_GOAL_
Repeat the material in full. Keep every line exactly as it is.

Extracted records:
Start
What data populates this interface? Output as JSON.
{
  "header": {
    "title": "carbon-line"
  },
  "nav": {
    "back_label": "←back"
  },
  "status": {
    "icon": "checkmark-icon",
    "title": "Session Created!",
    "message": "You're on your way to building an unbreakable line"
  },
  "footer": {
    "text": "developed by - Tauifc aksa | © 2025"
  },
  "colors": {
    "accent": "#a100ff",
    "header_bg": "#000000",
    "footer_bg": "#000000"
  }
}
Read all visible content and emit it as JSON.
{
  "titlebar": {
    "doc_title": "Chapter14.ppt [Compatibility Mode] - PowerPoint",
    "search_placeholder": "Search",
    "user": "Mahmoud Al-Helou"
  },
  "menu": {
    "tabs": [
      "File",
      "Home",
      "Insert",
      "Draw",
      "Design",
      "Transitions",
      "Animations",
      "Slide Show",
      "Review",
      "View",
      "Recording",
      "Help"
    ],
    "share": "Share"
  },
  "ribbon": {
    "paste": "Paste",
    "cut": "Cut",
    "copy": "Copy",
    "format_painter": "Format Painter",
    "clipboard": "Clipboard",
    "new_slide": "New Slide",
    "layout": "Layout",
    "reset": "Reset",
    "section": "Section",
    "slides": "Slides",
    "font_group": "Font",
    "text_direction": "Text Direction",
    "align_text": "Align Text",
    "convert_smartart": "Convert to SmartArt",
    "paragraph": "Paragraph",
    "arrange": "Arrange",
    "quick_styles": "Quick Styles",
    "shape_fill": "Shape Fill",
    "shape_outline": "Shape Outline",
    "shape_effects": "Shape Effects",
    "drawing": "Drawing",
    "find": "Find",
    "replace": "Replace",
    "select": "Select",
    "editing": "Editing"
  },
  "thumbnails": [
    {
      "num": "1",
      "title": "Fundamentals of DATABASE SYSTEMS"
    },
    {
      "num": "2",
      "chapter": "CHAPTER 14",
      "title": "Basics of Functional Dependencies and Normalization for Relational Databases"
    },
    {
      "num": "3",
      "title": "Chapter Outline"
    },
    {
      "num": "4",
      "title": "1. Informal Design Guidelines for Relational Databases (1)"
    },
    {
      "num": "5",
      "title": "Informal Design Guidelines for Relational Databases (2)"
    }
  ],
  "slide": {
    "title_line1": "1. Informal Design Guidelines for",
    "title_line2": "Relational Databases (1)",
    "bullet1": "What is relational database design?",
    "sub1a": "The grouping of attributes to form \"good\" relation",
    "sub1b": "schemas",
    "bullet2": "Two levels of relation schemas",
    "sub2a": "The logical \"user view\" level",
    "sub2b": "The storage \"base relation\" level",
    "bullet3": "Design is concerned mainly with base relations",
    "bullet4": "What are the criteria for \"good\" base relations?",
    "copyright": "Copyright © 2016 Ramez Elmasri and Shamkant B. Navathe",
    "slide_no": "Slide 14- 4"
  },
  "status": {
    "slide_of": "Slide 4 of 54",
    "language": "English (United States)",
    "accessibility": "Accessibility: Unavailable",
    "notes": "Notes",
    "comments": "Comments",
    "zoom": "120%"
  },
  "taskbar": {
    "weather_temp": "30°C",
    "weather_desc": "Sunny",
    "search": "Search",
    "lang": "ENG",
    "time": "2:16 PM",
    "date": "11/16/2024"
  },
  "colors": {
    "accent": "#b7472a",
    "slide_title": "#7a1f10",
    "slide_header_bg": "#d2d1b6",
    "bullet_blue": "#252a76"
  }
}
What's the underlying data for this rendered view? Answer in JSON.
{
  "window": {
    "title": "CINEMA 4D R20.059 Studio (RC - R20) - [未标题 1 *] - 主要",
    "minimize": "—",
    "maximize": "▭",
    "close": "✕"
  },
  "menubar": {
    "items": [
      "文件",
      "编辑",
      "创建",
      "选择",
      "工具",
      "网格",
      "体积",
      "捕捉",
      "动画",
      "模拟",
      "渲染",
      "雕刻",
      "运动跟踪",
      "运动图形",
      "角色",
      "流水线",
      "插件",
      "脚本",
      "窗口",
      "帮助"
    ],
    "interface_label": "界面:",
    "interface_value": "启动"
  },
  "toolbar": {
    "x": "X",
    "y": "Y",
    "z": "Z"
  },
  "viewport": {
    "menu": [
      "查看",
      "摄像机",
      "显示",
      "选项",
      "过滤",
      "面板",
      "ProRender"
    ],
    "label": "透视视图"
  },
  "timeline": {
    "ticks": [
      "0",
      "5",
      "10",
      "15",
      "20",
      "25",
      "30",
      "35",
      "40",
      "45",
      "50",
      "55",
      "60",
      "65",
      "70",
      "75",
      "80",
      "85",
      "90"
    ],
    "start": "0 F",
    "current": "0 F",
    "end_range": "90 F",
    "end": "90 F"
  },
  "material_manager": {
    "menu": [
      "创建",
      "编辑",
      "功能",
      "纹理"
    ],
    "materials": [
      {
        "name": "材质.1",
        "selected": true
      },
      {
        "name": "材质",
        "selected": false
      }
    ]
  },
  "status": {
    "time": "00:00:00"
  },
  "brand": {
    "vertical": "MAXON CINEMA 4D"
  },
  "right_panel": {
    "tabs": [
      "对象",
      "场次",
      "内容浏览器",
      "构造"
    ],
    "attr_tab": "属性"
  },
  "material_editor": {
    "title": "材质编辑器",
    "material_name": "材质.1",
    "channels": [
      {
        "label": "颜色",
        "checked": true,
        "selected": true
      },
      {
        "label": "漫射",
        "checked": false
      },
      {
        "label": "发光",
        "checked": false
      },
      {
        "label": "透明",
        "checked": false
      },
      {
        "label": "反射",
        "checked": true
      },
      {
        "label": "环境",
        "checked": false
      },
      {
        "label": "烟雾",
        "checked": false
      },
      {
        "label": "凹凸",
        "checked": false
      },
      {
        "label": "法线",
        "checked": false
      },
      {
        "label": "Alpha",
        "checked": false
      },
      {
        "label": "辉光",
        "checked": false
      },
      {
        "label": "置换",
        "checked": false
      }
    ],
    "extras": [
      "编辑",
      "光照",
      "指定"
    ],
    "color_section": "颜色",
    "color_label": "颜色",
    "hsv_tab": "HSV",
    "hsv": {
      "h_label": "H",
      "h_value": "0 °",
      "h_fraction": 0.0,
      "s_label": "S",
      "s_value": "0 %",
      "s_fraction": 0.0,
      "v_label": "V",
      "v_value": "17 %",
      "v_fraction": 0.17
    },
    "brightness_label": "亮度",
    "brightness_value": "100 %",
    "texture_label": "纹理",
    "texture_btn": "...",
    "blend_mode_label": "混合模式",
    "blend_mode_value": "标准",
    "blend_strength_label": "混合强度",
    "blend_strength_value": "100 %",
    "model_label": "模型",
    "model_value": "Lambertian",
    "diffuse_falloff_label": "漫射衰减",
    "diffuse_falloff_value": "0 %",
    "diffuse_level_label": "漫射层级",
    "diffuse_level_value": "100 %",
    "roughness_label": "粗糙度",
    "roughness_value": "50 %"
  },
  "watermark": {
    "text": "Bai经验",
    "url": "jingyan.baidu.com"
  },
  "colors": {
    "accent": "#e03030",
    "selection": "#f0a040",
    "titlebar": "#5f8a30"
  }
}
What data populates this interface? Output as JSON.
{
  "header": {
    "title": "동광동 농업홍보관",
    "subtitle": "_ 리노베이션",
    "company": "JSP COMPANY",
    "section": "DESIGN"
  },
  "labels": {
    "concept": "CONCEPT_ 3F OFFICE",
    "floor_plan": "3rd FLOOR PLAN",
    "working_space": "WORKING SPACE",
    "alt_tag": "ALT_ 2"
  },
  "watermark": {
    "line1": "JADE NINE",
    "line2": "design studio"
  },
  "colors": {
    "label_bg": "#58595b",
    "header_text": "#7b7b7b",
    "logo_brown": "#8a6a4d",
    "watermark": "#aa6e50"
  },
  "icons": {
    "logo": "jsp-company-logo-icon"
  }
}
End
_TASK RESULT_
What data populates this interface? Output as JSON.
{
  "header": {
    "title": "carbon-line"
  },
  "nav": {
    "back_label": "←back"
  },
  "status": {
    "icon": "checkmark-icon",
    "title": "Session Created!",
    "message": "You're on your way to building an unbreakable line"
  },
  "footer": {
    "text": "developed by - Tauifc aksa | © 2025"
  },
  "colors": {
    "accent": "#a100ff",
    "header_bg": "#000000",
    "footer_bg": "#000000"
  }
}
Read all visible content and emit it as JSON.
{
  "titlebar": {
    "doc_title": "Chapter14.ppt [Compatibility Mode] - PowerPoint",
    "search_placeholder": "Search",
    "user": "Mahmoud Al-Helou"
  },
  "menu": {
    "tabs": [
      "File",
      "Home",
      "Insert",
      "Draw",
      "Design",
      "Transitions",
      "Animations",
      "Slide Show",
      "Review",
      "View",
      "Recording",
      "Help"
    ],
    "share": "Share"
  },
  "ribbon": {
    "paste": "Paste",
    "cut": "Cut",
    "copy": "Copy",
    "format_painter": "Format Painter",
    "clipboard": "Clipboard",
    "new_slide": "New Slide",
    "layout": "Layout",
    "reset": "Reset",
    "section": "Section",
    "slides": "Slides",
    "font_group": "Font",
    "text_direction": "Text Direction",
    "align_text": "Align Text",
    "convert_smartart": "Convert to SmartArt",
    "paragraph": "Paragraph",
    "arrange": "Arrange",
    "quick_styles": "Quick Styles",
    "shape_fill": "Shape Fill",
    "shape_outline": "Shape Outline",
    "shape_effects": "Shape Effects",
    "drawing": "Drawing",
    "find": "Find",
    "replace": "Replace",
    "select": "Select",
    "editing": "Editing"
  },
  "thumbnails": [
    {
      "num": "1",
      "title": "Fundamentals of DATABASE SYSTEMS"
    },
    {
      "num": "2",
      "chapter": "CHAPTER 14",
      "title": "Basics of Functional Dependencies and Normalization for Relational Databases"
    },
    {
      "num": "3",
      "title": "Chapter Outline"
    },
    {
      "num": "4",
      "title": "1. Informal Design Guidelines for Relational Databases (1)"
    },
    {
      "num": "5",
      "title": "Informal Design Guidelines for Relational Databases (2)"
    }
  ],
  "slide": {
    "title_line1": "1. Informal Design Guidelines for",
    "title_line2": "Relational Databases (1)",
    "bullet1": "What is relational database design?",
    "sub1a": "The grouping of attributes to form \"good\" relation",
    "sub1b": "schemas",
    "bullet2": "Two levels of relation schemas",
    "sub2a": "The logical \"user view\" level",
    "sub2b": "The storage \"base relation\" level",
    "bullet3": "Design is concerned mainly with base relations",
    "bullet4": "What are the criteria for \"good\" base relations?",
    "copyright": "Copyright © 2016 Ramez Elmasri and Shamkant B. Navathe",
    "slide_no": "Slide 14- 4"
  },
  "status": {
    "slide_of": "Slide 4 of 54",
    "language": "English (United States)",
    "accessibility": "Accessibility: Unavailable",
    "notes": "Notes",
    "comments": "Comments",
    "zoom": "120%"
  },
  "taskbar": {
    "weather_temp": "30°C",
    "weather_desc": "Sunny",
    "search": "Search",
    "lang": "ENG",
    "time": "2:16 PM",
    "date": "11/16/2024"
  },
  "colors": {
    "accent": "#b7472a",
    "slide_title": "#7a1f10",
    "slide_header_bg": "#d2d1b6",
    "bullet_blue": "#252a76"
  }
}
What's the underlying data for this rendered view? Answer in JSON.
{
  "window": {
    "title": "CINEMA 4D R20.059 Studio (RC - R20) - [未标题 1 *] - 主要",
    "minimize": "—",
    "maximize": "▭",
    "close": "✕"
  },
  "menubar": {
    "items": [
      "文件",
      "编辑",
      "创建",
      "选择",
      "工具",
      "网格",
      "体积",
      "捕捉",
      "动画",
      "模拟",
      "渲染",
      "雕刻",
      "运动跟踪",
      "运动图形",
      "角色",
      "流水线",
      "插件",
      "脚本",
      "窗口",
      "帮助"
    ],
    "interface_label": "界面:",
    "interface_value": "启动"
  },
  "toolbar": {
    "x": "X",
    "y": "Y",
    "z": "Z"
  },
  "viewport": {
    "menu": [
      "查看",
      "摄像机",
      "显示",
      "选项",
      "过滤",
      "面板",
      "ProRender"
    ],
    "label": "透视视图"
  },
  "timeline": {
    "ticks": [
      "0",
      "5",
      "10",
      "15",
      "20",
      "25",
      "30",
      "35",
      "40",
      "45",
      "50",
      "55",
      "60",
      "65",
      "70",
      "75",
      "80",
      "85",
      "90"
    ],
    "start": "0 F",
    "current": "0 F",
    "end_range": "90 F",
    "end": "90 F"
  },
  "material_manager": {
    "menu": [
      "创建",
      "编辑",
      "功能",
      "纹理"
    ],
    "materials": [
      {
        "name": "材质.1",
        "selected": true
      },
      {
        "name": "材质",
        "selected": false
      }
    ]
  },
  "status": {
    "time": "00:00:00"
  },
  "brand": {
    "vertical": "MAXON CINEMA 4D"
  },
  "right_panel": {
    "tabs": [
      "对象",
      "场次",
      "内容浏览器",
      "构造"
    ],
    "attr_tab": "属性"
  },
  "material_editor": {
    "title": "材质编辑器",
    "material_name": "材质.1",
    "channels": [
      {
        "label": "颜色",
        "checked": true,
        "selected": true
      },
      {
        "label": "漫射",
        "checked": false
      },
      {
        "label": "发光",
        "checked": false
      },
      {
        "label": "透明",
        "checked": false
      },
      {
        "label": "反射",
        "checked": true
      },
      {
        "label": "环境",
        "checked": false
      },
      {
        "label": "烟雾",
        "checked": false
      },
      {
        "label": "凹凸",
        "checked": false
      },
      {
        "label": "法线",
        "checked": false
      },
      {
        "label": "Alpha",
        "checked": false
      },
      {
        "label": "辉光",
        "checked": false
      },
      {
        "label": "置换",
        "checked": false
      }
    ],
    "extras": [
      "编辑",
      "光照",
      "指定"
    ],
    "color_section": "颜色",
    "color_label": "颜色",
    "hsv_tab": "HSV",
    "hsv": {
      "h_label": "H",
      "h_value": "0 °",
      "h_fraction": 0.0,
      "s_label": "S",
      "s_value": "0 %",
      "s_fraction": 0.0,
      "v_label": "V",
      "v_value": "17 %",
      "v_fraction": 0.17
    },
    "brightness_label": "亮度",
    "brightness_value": "100 %",
    "texture_label": "纹理",
    "texture_btn": "...",
    "blend_mode_label": "混合模式",
    "blend_mode_value": "标准",
    "blend_strength_label": "混合强度",
    "blend_strength_value": "100 %",
    "model_label": "模型",
    "model_value": "Lambertian",
    "diffuse_falloff_label": "漫射衰减",
    "diffuse_falloff_value": "0 %",
    "diffuse_level_label": "漫射层级",
    "diffuse_level_value": "100 %",
    "roughness_label": "粗糙度",
    "roughness_value": "50 %"
  },
  "watermark": {
    "text": "Bai经验",
    "url": "jingyan.baidu.com"
  },
  "colors": {
    "accent": "#e03030",
    "selection": "#f0a040",
    "titlebar": "#5f8a30"
  }
}
What data populates this interface? Output as JSON.
{
  "header": {
    "title": "동광동 농업홍보관",
    "subtitle": "_ 리노베이션",
    "company": "JSP COMPANY",
    "section": "DESIGN"
  },
  "labels": {
    "concept": "CONCEPT_ 3F OFFICE",
    "floor_plan": "3rd FLOOR PLAN",
    "working_space": "WORKING SPACE",
    "alt_tag": "ALT_ 2"
  },
  "watermark": {
    "line1": "JADE NINE",
    "line2": "design studio"
  },
  "colors": {
    "label_bg": "#58595b",
    "header_text": "#7b7b7b",
    "logo_brown": "#8a6a4d",
    "watermark": "#aa6e50"
  },
  "icons": {
    "logo": "jsp-company-logo-icon"
  }
}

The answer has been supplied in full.